[Aim of the task]
Below are entries to be transcribed exactly; exclude the pictures from the copy.

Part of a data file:
++++++++++

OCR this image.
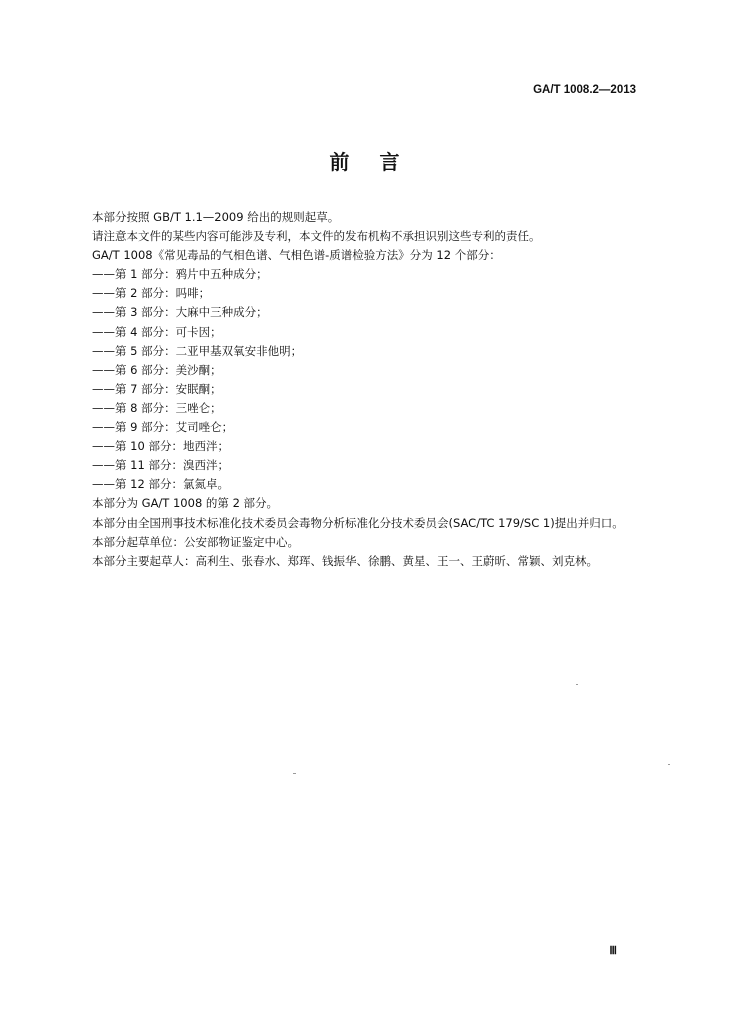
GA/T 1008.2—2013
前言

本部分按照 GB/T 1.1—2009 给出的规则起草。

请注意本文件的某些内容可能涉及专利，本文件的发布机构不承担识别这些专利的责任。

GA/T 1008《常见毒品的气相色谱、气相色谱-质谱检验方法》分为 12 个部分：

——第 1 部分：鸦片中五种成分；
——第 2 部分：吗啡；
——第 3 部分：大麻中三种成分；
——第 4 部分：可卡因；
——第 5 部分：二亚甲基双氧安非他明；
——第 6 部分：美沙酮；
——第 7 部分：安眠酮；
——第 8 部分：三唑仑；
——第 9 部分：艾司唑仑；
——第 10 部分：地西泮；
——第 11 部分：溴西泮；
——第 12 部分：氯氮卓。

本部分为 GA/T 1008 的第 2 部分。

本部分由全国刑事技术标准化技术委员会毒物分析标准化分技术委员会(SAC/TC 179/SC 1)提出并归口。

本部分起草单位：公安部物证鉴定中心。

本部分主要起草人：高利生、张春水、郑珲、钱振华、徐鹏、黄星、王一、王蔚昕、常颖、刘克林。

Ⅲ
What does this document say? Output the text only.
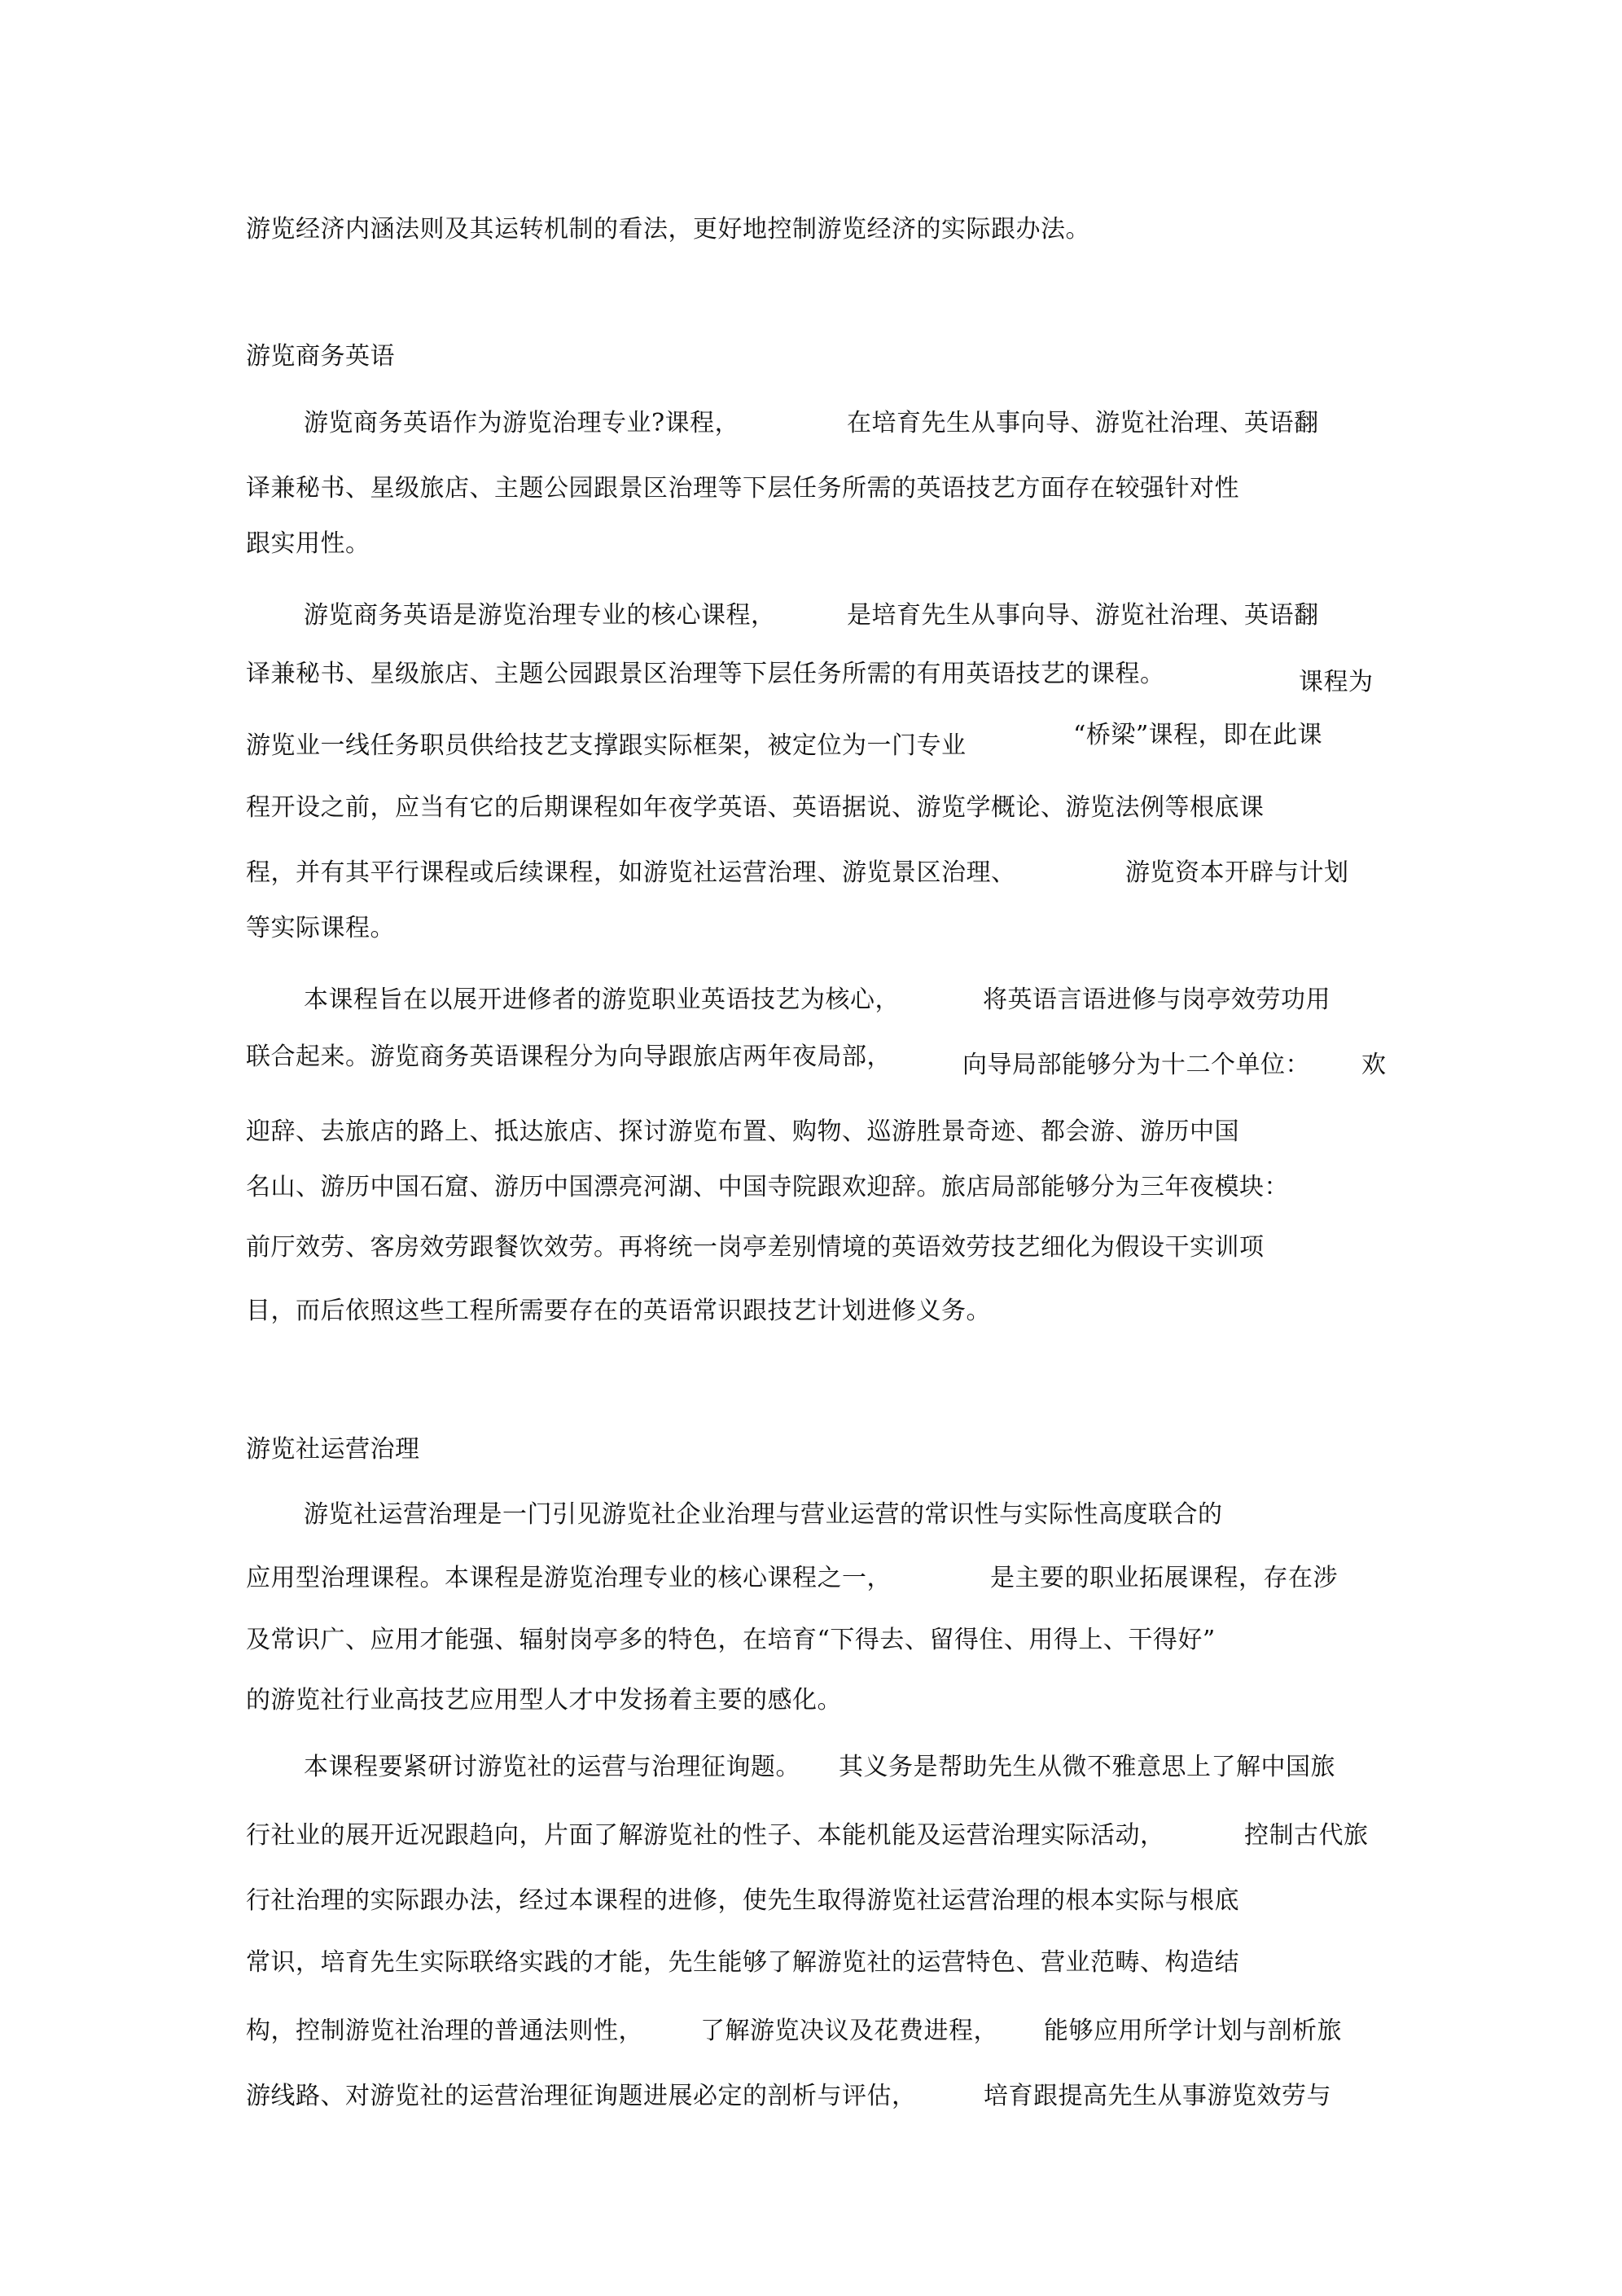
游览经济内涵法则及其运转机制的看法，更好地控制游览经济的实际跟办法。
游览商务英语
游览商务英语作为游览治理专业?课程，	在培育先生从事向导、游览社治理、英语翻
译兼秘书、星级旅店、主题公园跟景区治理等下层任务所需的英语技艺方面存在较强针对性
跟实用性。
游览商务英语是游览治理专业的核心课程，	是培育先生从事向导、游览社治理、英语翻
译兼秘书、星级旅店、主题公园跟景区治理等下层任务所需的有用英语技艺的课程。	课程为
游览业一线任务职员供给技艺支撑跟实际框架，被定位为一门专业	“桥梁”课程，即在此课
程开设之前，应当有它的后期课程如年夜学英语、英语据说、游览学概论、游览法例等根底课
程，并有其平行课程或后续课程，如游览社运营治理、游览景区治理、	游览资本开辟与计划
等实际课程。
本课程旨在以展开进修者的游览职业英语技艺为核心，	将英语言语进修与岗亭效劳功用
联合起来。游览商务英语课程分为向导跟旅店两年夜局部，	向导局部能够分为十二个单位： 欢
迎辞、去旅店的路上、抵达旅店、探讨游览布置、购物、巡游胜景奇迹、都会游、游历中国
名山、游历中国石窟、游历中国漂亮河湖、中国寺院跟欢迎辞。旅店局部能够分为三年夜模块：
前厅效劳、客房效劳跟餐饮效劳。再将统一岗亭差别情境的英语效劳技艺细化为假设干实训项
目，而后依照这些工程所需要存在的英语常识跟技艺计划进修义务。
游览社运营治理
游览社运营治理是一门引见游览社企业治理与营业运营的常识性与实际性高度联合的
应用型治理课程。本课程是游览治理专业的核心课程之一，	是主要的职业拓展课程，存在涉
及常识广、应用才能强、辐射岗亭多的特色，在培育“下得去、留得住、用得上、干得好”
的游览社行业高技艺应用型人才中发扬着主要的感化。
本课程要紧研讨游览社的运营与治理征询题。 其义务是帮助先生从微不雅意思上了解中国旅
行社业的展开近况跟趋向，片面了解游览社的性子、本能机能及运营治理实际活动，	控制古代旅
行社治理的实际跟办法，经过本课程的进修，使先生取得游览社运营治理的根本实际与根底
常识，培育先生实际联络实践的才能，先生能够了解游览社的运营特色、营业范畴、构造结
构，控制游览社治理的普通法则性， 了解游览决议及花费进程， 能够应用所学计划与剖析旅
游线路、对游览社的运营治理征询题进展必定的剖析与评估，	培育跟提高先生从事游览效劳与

++++++++++

[Answer for this exercise]
OCR this image.
GA/T 1008.2—2013
前言

本部分按照 GB/T 1.1—2009 给出的规则起草。

请注意本文件的某些内容可能涉及专利，本文件的发布机构不承担识别这些专利的责任。

GA/T 1008《常见毒品的气相色谱、气相色谱-质谱检验方法》分为 12 个部分：

——第 1 部分：鸦片中五种成分；
——第 2 部分：吗啡；
——第 3 部分：大麻中三种成分；
——第 4 部分：可卡因；
——第 5 部分：二亚甲基双氧安非他明；
——第 6 部分：美沙酮；
——第 7 部分：安眠酮；
——第 8 部分：三唑仑；
——第 9 部分：艾司唑仑；
——第 10 部分：地西泮；
——第 11 部分：溴西泮；
——第 12 部分：氯氮卓。

本部分为 GA/T 1008 的第 2 部分。

本部分由全国刑事技术标准化技术委员会毒物分析标准化分技术委员会(SAC/TC 179/SC 1)提出并归口。

本部分起草单位：公安部物证鉴定中心。

本部分主要起草人：高利生、张春水、郑珲、钱振华、徐鹏、黄星、王一、王蔚昕、常颖、刘克林。

Ⅲ
What does this document say? Output the text only.
游览经济内涵法则及其运转机制的看法，更好地控制游览经济的实际跟办法。
游览商务英语
游览商务英语作为游览治理专业?课程，	在培育先生从事向导、游览社治理、英语翻
译兼秘书、星级旅店、主题公园跟景区治理等下层任务所需的英语技艺方面存在较强针对性
跟实用性。
游览商务英语是游览治理专业的核心课程，	是培育先生从事向导、游览社治理、英语翻
译兼秘书、星级旅店、主题公园跟景区治理等下层任务所需的有用英语技艺的课程。	课程为
游览业一线任务职员供给技艺支撑跟实际框架，被定位为一门专业	“桥梁”课程，即在此课
程开设之前，应当有它的后期课程如年夜学英语、英语据说、游览学概论、游览法例等根底课
程，并有其平行课程或后续课程，如游览社运营治理、游览景区治理、	游览资本开辟与计划
等实际课程。
本课程旨在以展开进修者的游览职业英语技艺为核心，	将英语言语进修与岗亭效劳功用
联合起来。游览商务英语课程分为向导跟旅店两年夜局部，	向导局部能够分为十二个单位： 欢
迎辞、去旅店的路上、抵达旅店、探讨游览布置、购物、巡游胜景奇迹、都会游、游历中国
名山、游历中国石窟、游历中国漂亮河湖、中国寺院跟欢迎辞。旅店局部能够分为三年夜模块：
前厅效劳、客房效劳跟餐饮效劳。再将统一岗亭差别情境的英语效劳技艺细化为假设干实训项
目，而后依照这些工程所需要存在的英语常识跟技艺计划进修义务。
游览社运营治理
游览社运营治理是一门引见游览社企业治理与营业运营的常识性与实际性高度联合的
应用型治理课程。本课程是游览治理专业的核心课程之一，	是主要的职业拓展课程，存在涉
及常识广、应用才能强、辐射岗亭多的特色，在培育“下得去、留得住、用得上、干得好”
的游览社行业高技艺应用型人才中发扬着主要的感化。
本课程要紧研讨游览社的运营与治理征询题。 其义务是帮助先生从微不雅意思上了解中国旅
行社业的展开近况跟趋向，片面了解游览社的性子、本能机能及运营治理实际活动，	控制古代旅
行社治理的实际跟办法，经过本课程的进修，使先生取得游览社运营治理的根本实际与根底
常识，培育先生实际联络实践的才能，先生能够了解游览社的运营特色、营业范畴、构造结
构，控制游览社治理的普通法则性， 了解游览决议及花费进程， 能够应用所学计划与剖析旅
游线路、对游览社的运营治理征询题进展必定的剖析与评估，	培育跟提高先生从事游览效劳与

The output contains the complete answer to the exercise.